### LISTED ENTRIES
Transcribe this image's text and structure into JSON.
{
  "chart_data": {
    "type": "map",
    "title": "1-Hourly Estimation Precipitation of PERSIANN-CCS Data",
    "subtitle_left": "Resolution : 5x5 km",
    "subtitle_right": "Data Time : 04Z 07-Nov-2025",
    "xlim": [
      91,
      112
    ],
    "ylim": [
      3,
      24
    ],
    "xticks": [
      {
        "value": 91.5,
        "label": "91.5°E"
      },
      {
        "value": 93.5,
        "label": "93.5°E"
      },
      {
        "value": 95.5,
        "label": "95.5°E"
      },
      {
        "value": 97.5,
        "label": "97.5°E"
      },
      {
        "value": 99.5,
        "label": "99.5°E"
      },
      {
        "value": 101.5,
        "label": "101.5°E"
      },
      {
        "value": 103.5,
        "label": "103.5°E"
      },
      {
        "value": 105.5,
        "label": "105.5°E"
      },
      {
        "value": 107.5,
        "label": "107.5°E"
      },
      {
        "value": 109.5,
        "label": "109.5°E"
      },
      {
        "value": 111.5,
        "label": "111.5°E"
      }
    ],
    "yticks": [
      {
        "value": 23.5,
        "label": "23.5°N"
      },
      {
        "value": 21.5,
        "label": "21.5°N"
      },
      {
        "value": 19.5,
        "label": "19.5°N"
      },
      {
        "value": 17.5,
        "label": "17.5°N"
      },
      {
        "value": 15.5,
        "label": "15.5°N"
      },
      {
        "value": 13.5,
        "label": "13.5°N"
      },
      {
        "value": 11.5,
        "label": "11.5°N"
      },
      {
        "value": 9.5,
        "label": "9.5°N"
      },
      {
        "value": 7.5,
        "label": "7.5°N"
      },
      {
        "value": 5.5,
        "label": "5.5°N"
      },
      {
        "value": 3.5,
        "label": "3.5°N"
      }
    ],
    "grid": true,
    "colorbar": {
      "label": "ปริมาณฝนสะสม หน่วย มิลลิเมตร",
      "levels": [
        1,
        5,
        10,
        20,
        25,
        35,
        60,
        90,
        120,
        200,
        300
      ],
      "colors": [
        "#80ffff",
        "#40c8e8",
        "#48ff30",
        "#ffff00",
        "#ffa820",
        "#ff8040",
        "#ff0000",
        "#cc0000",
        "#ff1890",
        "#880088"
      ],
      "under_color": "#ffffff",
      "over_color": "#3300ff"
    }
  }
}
######
*AIM OF THE EXERCISE*: Repeat the records above exactly, leaving none out.

*SOLUTION FOR THIS TASK*:
Transcribe this image's text and structure into JSON.
{
  "chart_data": {
    "type": "map",
    "title": "1-Hourly Estimation Precipitation of PERSIANN-CCS Data",
    "subtitle_left": "Resolution : 5x5 km",
    "subtitle_right": "Data Time : 04Z 07-Nov-2025",
    "xlim": [
      91,
      112
    ],
    "ylim": [
      3,
      24
    ],
    "xticks": [
      {
        "value": 91.5,
        "label": "91.5°E"
      },
      {
        "value": 93.5,
        "label": "93.5°E"
      },
      {
        "value": 95.5,
        "label": "95.5°E"
      },
      {
        "value": 97.5,
        "label": "97.5°E"
      },
      {
        "value": 99.5,
        "label": "99.5°E"
      },
      {
        "value": 101.5,
        "label": "101.5°E"
      },
      {
        "value": 103.5,
        "label": "103.5°E"
      },
      {
        "value": 105.5,
        "label": "105.5°E"
      },
      {
        "value": 107.5,
        "label": "107.5°E"
      },
      {
        "value": 109.5,
        "label": "109.5°E"
      },
      {
        "value": 111.5,
        "label": "111.5°E"
      }
    ],
    "yticks": [
      {
        "value": 23.5,
        "label": "23.5°N"
      },
      {
        "value": 21.5,
        "label": "21.5°N"
      },
      {
        "value": 19.5,
        "label": "19.5°N"
      },
      {
        "value": 17.5,
        "label": "17.5°N"
      },
      {
        "value": 15.5,
        "label": "15.5°N"
      },
      {
        "value": 13.5,
        "label": "13.5°N"
      },
      {
        "value": 11.5,
        "label": "11.5°N"
      },
      {
        "value": 9.5,
        "label": "9.5°N"
      },
      {
        "value": 7.5,
        "label": "7.5°N"
      },
      {
        "value": 5.5,
        "label": "5.5°N"
      },
      {
        "value": 3.5,
        "label": "3.5°N"
      }
    ],
    "grid": true,
    "colorbar": {
      "label": "ปริมาณฝนสะสม หน่วย มิลลิเมตร",
      "levels": [
        1,
        5,
        10,
        20,
        25,
        35,
        60,
        90,
        120,
        200,
        300
      ],
      "colors": [
        "#80ffff",
        "#40c8e8",
        "#48ff30",
        "#ffff00",
        "#ffa820",
        "#ff8040",
        "#ff0000",
        "#cc0000",
        "#ff1890",
        "#880088"
      ],
      "under_color": "#ffffff",
      "over_color": "#3300ff"
    }
  }
}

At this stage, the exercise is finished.